■ **WRITTEN PROBLEM**
Find every line in the records below that holds the word "ffffff" and copy it.

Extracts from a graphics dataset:
********************
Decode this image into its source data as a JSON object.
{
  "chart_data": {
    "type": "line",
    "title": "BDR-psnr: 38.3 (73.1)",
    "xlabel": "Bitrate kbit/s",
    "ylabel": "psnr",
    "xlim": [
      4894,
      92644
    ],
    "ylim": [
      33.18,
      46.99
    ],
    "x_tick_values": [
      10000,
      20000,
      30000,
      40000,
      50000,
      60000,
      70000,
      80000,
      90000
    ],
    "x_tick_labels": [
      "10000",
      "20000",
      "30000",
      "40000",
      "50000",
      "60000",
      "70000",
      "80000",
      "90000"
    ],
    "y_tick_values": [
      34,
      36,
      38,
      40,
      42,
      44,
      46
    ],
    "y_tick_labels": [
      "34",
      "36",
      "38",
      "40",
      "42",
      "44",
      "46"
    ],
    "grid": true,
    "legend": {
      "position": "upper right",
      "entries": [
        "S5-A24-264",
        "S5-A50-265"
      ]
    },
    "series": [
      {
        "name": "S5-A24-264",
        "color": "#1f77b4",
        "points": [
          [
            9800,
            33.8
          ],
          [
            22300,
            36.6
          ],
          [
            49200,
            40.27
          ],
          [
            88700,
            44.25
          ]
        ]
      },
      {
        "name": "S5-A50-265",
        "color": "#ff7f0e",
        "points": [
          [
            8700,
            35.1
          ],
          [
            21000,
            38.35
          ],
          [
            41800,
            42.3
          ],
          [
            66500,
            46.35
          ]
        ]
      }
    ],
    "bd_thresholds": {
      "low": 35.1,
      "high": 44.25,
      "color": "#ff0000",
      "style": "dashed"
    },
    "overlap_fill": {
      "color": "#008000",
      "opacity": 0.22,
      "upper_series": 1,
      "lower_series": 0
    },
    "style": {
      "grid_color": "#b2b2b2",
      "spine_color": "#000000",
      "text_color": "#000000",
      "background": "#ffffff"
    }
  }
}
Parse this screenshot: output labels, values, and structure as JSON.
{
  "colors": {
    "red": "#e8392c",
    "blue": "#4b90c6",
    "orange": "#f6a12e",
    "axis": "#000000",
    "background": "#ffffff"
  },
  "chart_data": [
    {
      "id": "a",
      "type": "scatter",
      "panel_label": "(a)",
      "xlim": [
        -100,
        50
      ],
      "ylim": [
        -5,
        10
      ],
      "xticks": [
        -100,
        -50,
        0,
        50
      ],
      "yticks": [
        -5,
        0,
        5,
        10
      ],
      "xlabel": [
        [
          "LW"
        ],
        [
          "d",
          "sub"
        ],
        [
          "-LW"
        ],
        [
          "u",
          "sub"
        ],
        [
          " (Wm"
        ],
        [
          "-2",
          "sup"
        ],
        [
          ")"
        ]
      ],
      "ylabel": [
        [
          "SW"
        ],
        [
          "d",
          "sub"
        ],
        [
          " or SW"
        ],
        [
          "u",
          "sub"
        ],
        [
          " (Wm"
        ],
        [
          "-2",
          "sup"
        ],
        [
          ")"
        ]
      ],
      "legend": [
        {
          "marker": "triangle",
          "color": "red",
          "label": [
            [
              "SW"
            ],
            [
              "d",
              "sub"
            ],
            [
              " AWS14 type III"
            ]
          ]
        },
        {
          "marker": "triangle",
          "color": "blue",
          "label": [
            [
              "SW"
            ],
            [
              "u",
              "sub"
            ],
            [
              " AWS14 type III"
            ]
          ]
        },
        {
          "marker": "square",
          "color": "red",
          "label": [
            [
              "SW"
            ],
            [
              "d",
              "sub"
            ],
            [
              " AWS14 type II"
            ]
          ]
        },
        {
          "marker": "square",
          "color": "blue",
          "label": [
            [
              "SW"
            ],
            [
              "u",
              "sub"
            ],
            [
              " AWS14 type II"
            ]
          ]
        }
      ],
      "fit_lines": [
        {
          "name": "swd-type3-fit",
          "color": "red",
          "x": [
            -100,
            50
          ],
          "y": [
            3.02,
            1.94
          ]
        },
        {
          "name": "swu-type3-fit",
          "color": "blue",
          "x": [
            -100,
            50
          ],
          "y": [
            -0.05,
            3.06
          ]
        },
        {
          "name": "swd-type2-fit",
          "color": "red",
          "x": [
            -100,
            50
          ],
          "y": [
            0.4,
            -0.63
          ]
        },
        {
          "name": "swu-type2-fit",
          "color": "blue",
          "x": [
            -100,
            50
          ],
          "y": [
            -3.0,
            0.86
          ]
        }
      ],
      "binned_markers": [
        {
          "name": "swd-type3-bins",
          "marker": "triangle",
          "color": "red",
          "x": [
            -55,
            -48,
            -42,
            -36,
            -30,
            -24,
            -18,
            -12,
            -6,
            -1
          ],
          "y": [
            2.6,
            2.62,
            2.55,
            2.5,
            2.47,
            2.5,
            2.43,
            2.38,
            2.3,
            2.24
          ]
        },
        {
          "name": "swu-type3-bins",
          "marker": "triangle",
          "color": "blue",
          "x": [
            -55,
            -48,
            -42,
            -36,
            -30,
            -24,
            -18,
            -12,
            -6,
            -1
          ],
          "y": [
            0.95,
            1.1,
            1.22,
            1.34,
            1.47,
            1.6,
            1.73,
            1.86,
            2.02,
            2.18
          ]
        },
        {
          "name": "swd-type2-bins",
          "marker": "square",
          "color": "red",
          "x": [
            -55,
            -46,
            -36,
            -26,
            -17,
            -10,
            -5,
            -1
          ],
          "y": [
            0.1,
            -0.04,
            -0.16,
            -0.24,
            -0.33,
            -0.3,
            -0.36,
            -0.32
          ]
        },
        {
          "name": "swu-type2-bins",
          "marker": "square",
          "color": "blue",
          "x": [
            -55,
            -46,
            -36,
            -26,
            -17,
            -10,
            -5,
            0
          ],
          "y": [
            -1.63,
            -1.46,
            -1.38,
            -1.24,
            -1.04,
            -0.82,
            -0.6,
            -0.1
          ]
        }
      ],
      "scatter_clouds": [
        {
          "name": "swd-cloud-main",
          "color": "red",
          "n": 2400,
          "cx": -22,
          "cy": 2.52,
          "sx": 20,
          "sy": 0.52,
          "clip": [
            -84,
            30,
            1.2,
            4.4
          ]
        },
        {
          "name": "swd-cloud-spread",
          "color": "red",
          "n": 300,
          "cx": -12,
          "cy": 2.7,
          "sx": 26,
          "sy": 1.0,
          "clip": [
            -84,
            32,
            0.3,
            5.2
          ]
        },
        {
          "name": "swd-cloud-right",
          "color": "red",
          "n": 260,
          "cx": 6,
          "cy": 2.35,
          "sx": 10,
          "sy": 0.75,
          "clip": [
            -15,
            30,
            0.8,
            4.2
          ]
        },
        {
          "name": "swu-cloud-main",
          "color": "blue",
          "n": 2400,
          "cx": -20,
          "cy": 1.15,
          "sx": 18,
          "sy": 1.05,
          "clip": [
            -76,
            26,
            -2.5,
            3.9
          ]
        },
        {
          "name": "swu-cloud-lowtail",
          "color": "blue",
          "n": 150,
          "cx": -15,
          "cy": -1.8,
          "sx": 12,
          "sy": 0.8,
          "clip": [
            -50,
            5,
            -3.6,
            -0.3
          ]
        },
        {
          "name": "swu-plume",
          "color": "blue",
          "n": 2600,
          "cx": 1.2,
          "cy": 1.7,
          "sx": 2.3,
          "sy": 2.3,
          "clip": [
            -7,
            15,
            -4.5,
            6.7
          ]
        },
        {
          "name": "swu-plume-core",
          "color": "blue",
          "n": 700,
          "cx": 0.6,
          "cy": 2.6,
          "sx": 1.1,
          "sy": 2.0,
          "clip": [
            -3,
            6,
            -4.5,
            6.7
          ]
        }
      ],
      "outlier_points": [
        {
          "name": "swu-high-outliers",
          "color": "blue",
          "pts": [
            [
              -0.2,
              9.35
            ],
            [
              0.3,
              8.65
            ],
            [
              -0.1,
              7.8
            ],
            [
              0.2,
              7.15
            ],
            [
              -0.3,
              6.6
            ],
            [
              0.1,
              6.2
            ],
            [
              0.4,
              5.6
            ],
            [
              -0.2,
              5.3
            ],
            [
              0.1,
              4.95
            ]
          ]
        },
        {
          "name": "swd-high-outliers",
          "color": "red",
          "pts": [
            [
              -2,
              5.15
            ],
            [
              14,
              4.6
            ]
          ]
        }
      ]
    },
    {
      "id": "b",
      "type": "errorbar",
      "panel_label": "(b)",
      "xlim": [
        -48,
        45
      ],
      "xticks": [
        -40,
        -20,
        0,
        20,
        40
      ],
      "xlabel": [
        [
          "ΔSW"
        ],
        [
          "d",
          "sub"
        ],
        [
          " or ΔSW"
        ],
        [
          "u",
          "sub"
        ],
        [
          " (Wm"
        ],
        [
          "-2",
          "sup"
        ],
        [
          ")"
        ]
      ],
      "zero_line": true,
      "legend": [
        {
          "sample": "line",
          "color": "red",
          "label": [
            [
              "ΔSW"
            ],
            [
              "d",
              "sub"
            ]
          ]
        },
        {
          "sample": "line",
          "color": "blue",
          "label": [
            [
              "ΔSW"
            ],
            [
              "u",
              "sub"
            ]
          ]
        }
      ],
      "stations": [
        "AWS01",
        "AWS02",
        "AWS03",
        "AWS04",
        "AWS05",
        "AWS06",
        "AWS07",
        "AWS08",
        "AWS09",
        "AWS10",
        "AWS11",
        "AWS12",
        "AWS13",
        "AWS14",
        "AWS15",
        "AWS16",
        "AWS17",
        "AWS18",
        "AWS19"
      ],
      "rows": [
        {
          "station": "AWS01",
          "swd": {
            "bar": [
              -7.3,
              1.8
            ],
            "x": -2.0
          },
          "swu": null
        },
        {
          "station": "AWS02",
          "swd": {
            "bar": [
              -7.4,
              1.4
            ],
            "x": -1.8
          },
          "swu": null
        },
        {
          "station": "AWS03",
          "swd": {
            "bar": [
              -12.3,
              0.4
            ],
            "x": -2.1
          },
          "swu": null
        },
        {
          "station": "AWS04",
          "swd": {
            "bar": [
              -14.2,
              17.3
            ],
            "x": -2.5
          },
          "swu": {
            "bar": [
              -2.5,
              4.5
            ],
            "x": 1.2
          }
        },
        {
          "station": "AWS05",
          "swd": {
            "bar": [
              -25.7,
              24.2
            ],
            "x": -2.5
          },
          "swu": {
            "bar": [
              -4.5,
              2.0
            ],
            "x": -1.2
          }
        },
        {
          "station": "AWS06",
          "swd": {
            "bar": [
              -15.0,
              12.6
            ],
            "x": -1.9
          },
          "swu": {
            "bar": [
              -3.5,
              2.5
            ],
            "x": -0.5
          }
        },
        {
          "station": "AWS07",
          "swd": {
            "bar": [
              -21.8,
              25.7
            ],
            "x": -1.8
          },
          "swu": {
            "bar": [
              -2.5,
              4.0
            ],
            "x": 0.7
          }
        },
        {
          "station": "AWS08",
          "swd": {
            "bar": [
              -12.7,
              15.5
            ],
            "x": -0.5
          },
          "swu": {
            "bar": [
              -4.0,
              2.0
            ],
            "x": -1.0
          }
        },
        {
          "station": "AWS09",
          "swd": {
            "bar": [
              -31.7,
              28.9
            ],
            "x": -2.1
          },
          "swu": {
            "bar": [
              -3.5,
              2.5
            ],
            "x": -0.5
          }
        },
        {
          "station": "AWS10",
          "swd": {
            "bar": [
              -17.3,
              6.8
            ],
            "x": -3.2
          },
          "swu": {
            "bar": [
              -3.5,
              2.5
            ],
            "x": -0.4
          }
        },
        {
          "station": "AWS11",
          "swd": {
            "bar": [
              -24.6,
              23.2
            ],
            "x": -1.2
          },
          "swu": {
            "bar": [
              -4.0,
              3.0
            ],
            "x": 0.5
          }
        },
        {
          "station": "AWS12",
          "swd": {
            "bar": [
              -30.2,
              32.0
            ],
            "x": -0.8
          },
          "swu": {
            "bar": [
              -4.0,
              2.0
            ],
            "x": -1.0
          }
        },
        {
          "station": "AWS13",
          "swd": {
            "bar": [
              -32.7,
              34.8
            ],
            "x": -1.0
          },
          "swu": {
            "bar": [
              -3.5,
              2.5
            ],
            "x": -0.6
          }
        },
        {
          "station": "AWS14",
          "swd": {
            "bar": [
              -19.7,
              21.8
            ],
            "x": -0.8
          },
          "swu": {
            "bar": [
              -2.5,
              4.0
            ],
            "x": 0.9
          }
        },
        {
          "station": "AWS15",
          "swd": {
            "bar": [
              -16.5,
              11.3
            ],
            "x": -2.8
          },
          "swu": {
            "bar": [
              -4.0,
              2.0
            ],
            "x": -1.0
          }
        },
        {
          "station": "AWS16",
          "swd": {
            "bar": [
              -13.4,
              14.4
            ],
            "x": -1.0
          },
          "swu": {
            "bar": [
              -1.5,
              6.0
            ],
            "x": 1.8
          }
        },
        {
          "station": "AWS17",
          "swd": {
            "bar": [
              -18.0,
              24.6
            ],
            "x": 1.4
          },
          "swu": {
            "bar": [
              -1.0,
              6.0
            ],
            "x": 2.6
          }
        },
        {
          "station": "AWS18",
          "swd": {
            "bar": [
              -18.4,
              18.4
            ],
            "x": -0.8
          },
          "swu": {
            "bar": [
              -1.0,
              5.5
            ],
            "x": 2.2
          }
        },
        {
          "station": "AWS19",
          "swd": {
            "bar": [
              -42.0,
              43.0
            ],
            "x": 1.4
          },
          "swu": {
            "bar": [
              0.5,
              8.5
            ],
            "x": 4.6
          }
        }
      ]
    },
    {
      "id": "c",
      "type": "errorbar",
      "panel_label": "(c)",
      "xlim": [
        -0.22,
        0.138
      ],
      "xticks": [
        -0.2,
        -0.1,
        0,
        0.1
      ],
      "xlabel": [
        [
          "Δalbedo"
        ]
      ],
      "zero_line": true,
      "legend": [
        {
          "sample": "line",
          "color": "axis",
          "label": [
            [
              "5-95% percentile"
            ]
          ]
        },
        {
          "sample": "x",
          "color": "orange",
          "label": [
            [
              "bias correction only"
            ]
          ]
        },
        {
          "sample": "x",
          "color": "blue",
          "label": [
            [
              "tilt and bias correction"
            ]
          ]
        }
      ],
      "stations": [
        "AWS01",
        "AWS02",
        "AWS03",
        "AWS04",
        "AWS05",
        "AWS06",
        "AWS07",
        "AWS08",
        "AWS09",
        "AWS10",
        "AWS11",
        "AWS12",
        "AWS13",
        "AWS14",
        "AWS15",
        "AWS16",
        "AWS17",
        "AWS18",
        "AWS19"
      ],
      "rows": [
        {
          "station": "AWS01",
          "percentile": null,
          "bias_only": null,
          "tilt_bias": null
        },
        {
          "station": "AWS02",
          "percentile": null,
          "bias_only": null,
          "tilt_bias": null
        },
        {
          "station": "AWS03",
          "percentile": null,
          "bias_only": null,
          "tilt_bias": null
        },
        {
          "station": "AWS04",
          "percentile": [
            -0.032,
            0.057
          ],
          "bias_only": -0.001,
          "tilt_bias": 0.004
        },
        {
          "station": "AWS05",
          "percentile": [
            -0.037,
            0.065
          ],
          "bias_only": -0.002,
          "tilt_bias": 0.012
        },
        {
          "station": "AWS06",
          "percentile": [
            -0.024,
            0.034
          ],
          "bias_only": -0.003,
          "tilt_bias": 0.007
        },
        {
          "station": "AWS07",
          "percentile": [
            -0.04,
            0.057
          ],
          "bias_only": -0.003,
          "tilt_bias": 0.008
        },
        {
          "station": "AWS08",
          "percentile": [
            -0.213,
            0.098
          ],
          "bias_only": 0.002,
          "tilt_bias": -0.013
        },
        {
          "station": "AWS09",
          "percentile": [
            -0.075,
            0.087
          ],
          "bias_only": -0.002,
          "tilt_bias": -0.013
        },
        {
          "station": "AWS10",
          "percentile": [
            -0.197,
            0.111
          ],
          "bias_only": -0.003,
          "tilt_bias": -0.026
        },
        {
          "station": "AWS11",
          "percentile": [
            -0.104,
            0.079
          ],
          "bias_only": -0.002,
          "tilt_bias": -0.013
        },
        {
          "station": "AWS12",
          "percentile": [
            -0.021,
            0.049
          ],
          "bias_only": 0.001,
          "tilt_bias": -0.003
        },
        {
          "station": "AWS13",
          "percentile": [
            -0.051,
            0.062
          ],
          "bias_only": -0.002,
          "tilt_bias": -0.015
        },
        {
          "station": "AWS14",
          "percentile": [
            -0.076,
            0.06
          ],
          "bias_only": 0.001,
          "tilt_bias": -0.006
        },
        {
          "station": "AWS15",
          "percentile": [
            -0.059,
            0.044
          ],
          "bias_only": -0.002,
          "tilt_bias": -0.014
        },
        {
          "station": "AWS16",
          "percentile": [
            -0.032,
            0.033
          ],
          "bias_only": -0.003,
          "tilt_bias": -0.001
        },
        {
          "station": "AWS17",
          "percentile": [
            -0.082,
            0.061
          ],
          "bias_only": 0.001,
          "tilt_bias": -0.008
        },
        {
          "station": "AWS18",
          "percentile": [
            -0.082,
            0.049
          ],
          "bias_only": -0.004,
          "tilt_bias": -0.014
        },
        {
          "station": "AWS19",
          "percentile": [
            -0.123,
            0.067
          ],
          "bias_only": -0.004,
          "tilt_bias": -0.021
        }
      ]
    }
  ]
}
********************
■ **FINAL RESULT**
      "background": "#ffffff"
    "background": "#ffffff"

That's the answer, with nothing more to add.